* **TASK PROMPT**
Restate the whole listing word for word. Pictures are left out.

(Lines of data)
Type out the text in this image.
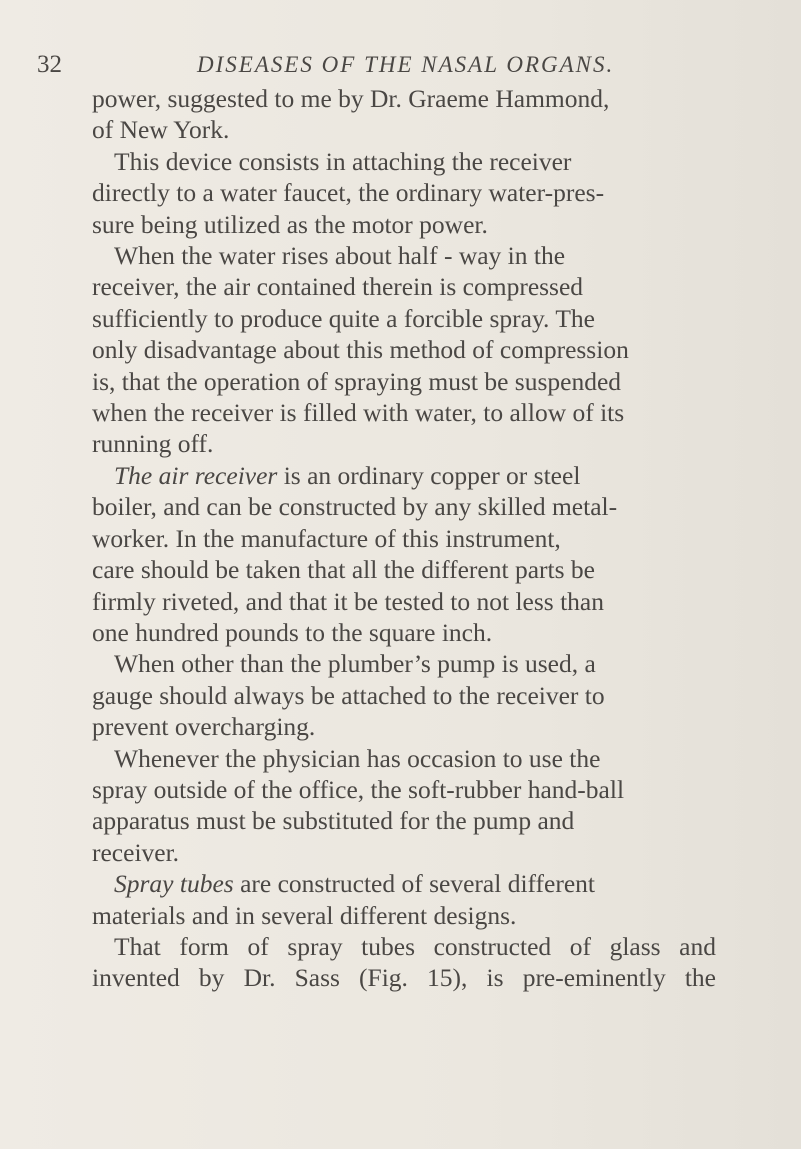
32	DISEASES OF THE NASAL ORGANS.

power, suggested to me by Dr. Graeme Hammond,
of New York.

This device consists in attaching the receiver
directly to a water faucet, the ordinary water-pres-
sure being utilized as the motor power.

When the water rises about half - way in the
receiver, the air contained therein is compressed
sufficiently to produce quite a forcible spray. The
only disadvantage about this method of compression
is, that the operation of spraying must be suspended
when the receiver is filled with water, to allow of its
running off.

The air receiver is an ordinary copper or steel
boiler, and can be constructed by any skilled metal-
worker. In the manufacture of this instrument,
care should be taken that all the different parts be
firmly riveted, and that it be tested to not less than
one hundred pounds to the square inch.

When other than the plumber’s pump is used, a
gauge should always be attached to the receiver to
prevent overcharging.

Whenever the physician has occasion to use the
spray outside of the office, the soft-rubber hand-ball
apparatus must be substituted for the pump and
receiver.

Spray tubes are constructed of several different
materials and in several different designs.

That form of spray tubes constructed of glass and
invented by Dr. Sass (Fig. 15), is pre-eminently the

* **ANSWER FOR THE TASK**
Type out the text in this image.
32	DISEASES OF THE NASAL ORGANS.

power, suggested to me by Dr. Graeme Hammond,
of New York.

This device consists in attaching the receiver
directly to a water faucet, the ordinary water-pres-
sure being utilized as the motor power.

When the water rises about half - way in the
receiver, the air contained therein is compressed
sufficiently to produce quite a forcible spray. The
only disadvantage about this method of compression
is, that the operation of spraying must be suspended
when the receiver is filled with water, to allow of its
running off.

The air receiver is an ordinary copper or steel
boiler, and can be constructed by any skilled metal-
worker. In the manufacture of this instrument,
care should be taken that all the different parts be
firmly riveted, and that it be tested to not less than
one hundred pounds to the square inch.

When other than the plumber’s pump is used, a
gauge should always be attached to the receiver to
prevent overcharging.

Whenever the physician has occasion to use the
spray outside of the office, the soft-rubber hand-ball
apparatus must be substituted for the pump and
receiver.

Spray tubes are constructed of several different
materials and in several different designs.

That form of spray tubes constructed of glass and
invented by Dr. Sass (Fig. 15), is pre-eminently the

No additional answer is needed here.